The “agentic” paradigm is a defining trend for 2025, and everyone wants to build and interact with their own AI agents. The most significant evolution for chatbots is the shift from text-based interaction to voice, enabling real-time, natural conversations with human-like agents.
And just like humans, agents need a memory to recall past conversations within a session.
offers two key technologies to make this happen:
- Gemini’s voice-first, real-time, bi-directional (BiDi) streaming, which allows for fluid, conversational AI experiences (currently in preview).
- Agent Engine, which provides a robust service for storing session history and remembering key pieces of past discussions.
Google also offers a versatile and out-of-the-box framework, ADK, to easily and quickly use these tools
A working version of my implementation combining these technologies is available on GitHub.
For my initial attempt, I naively took my existing BiDi streaming agent and integrated Agent Engine to handle session management.
I ran the code, and the session was created successfully.
However, when I started the first voice interaction, the response was a disaster. I received disjointed audio fragments, resulting in a completely unintelligible and broken experience.
You can replicate this failure yourself. In my code, go to the main.py
file and uncomment this line and the ones that follow.
After digging into the logs, I understood the bottleneck.
When you interact with an agent, the conversation consists of a series of input and output events (text, images, audio, etc.).
When Gemini answers a question using live streaming, it doesn’t send a single audio file with the complete response. Instead, it streams dozens of small audio fragments per second. When played back in real-time without gaps, these fragments create a smooth and fluent voice.

**What you have to do**: Write out the voice-agent text word for word, from "offers two key" to "was created successfully.".

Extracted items

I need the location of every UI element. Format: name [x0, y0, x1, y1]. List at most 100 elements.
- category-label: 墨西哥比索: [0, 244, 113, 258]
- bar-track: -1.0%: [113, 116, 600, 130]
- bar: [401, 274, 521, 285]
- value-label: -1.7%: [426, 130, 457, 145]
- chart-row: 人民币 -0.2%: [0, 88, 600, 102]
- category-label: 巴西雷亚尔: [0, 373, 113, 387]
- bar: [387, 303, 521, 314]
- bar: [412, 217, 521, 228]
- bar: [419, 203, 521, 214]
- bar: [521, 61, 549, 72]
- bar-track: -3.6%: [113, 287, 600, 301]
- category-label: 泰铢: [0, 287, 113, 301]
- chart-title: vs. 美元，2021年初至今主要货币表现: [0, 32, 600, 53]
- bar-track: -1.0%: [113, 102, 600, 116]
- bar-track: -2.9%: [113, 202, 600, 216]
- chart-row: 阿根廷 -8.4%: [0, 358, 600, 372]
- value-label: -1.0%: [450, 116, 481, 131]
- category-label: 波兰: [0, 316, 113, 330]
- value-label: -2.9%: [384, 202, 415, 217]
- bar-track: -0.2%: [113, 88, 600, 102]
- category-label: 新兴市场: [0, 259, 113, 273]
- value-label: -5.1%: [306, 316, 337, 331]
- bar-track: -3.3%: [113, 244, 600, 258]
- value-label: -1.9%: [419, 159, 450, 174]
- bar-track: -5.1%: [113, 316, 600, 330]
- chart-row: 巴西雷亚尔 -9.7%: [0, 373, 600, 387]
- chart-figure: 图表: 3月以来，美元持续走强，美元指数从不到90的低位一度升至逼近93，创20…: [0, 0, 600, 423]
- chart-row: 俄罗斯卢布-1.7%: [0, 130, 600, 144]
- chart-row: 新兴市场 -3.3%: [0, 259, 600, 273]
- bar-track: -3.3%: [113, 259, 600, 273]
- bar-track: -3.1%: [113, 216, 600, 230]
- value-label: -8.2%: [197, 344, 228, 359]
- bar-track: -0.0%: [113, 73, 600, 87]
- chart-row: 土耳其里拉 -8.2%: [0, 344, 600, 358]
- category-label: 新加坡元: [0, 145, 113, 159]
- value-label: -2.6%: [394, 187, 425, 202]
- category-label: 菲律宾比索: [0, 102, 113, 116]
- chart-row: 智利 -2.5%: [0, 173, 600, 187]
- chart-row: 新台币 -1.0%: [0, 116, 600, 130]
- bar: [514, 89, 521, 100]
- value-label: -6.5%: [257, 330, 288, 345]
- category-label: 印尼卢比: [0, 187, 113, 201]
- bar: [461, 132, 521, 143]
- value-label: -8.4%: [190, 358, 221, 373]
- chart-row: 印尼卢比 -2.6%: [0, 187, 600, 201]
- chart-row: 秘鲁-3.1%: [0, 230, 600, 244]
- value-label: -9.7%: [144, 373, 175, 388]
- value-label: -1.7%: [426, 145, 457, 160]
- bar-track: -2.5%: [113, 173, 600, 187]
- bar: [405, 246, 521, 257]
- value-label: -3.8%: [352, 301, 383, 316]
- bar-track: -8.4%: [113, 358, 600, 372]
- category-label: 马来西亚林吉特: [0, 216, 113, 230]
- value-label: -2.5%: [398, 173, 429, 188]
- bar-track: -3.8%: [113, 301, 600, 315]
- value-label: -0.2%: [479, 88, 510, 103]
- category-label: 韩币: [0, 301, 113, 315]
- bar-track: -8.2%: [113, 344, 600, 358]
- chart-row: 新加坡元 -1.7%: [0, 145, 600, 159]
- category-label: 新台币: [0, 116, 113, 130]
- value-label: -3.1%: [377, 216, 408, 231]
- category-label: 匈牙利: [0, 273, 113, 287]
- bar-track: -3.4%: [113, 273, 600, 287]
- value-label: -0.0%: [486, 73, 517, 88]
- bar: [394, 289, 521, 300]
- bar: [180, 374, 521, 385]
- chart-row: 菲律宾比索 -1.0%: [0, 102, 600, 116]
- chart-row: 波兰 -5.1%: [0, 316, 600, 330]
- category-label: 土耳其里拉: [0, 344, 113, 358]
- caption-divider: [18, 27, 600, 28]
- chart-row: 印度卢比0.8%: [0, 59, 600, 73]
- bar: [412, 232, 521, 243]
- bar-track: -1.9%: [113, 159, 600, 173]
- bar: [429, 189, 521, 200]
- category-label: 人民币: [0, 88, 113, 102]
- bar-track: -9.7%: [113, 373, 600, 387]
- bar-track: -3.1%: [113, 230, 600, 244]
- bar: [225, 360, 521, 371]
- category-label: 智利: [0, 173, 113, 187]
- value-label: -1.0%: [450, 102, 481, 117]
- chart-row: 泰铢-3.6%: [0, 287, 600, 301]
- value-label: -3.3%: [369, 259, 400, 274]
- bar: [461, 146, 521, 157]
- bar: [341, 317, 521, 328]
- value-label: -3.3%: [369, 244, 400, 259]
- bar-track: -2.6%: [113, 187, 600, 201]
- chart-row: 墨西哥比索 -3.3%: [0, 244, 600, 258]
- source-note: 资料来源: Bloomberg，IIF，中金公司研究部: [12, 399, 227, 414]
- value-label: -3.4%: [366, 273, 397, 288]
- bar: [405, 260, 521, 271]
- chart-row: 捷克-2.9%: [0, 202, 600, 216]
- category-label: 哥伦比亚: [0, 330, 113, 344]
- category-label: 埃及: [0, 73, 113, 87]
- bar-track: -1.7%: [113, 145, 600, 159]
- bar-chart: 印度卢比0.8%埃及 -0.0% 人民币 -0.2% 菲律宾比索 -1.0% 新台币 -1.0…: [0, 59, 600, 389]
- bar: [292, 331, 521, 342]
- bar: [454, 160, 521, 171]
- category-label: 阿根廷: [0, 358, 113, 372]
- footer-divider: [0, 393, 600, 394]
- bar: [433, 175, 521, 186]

**Response to this exercise**:
offers two key technologies to make this happen:
- Gemini’s voice-first, real-time, bi-directional (BiDi) streaming, which allows for fluid, conversational AI experiences (currently in preview).
- Agent Engine, which provides a robust service for storing session history and remembering key pieces of past discussions.
Google also offers a versatile and out-of-the-box framework, ADK, to easily and quickly use these tools
A working version of my implementation combining these technologies is available on GitHub.
For my initial attempt, I naively took my existing BiDi streaming agent and integrated Agent Engine to handle session management.
I ran the code, and the session was created successfully.